Collection entries
__________________________________________________
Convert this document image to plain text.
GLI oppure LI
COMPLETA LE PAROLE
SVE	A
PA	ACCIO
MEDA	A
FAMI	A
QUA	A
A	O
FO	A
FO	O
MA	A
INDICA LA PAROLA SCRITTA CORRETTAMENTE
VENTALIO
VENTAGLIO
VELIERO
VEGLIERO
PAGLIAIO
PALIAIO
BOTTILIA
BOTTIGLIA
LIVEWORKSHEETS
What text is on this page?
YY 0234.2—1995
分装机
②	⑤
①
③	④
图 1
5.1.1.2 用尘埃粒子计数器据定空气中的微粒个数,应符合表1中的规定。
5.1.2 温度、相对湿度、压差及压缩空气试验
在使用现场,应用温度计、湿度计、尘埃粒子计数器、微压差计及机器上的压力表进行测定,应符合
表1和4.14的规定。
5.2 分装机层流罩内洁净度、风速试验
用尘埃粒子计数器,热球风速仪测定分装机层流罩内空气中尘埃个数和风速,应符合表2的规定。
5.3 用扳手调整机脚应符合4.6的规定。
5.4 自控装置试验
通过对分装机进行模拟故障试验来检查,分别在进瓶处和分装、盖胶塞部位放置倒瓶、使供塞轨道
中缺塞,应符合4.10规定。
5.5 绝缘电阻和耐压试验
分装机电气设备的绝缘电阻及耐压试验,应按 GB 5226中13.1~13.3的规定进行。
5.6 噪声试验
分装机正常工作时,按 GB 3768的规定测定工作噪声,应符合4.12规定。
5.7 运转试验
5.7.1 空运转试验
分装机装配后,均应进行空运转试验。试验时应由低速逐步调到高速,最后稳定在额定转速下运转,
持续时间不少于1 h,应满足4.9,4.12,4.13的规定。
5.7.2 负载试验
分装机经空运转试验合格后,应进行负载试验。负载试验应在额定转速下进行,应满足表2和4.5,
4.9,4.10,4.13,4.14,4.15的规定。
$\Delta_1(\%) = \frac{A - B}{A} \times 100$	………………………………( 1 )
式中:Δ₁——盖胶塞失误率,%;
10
__________________________________________________
Extract the complete data, matching each line exactly.

COMPLETED EXERCISE =>
Convert this document image to plain text.
GLI oppure LI
COMPLETA LE PAROLE
SVE	A
PA	ACCIO
MEDA	A
FAMI	A
QUA	A
A	O
FO	A
FO	O
MA	A
INDICA LA PAROLA SCRITTA CORRETTAMENTE
VENTALIO
VENTAGLIO
VELIERO
VEGLIERO
PAGLIAIO
PALIAIO
BOTTILIA
BOTTIGLIA
LIVEWORKSHEETS
What text is on this page?
YY 0234.2—1995
分装机
②	⑤
①
③	④
图 1
5.1.1.2 用尘埃粒子计数器据定空气中的微粒个数,应符合表1中的规定。
5.1.2 温度、相对湿度、压差及压缩空气试验
在使用现场,应用温度计、湿度计、尘埃粒子计数器、微压差计及机器上的压力表进行测定,应符合
表1和4.14的规定。
5.2 分装机层流罩内洁净度、风速试验
用尘埃粒子计数器,热球风速仪测定分装机层流罩内空气中尘埃个数和风速,应符合表2的规定。
5.3 用扳手调整机脚应符合4.6的规定。
5.4 自控装置试验
通过对分装机进行模拟故障试验来检查,分别在进瓶处和分装、盖胶塞部位放置倒瓶、使供塞轨道
中缺塞,应符合4.10规定。
5.5 绝缘电阻和耐压试验
分装机电气设备的绝缘电阻及耐压试验,应按 GB 5226中13.1~13.3的规定进行。
5.6 噪声试验
分装机正常工作时,按 GB 3768的规定测定工作噪声,应符合4.12规定。
5.7 运转试验
5.7.1 空运转试验
分装机装配后,均应进行空运转试验。试验时应由低速逐步调到高速,最后稳定在额定转速下运转,
持续时间不少于1 h,应满足4.9,4.12,4.13的规定。
5.7.2 负载试验
分装机经空运转试验合格后,应进行负载试验。负载试验应在额定转速下进行,应满足表2和4.5,
4.9,4.10,4.13,4.14,4.15的规定。
$\Delta_1(\%) = \frac{A - B}{A} \times 100$	………………………………( 1 )
式中:Δ₁——盖胶塞失误率,%;
10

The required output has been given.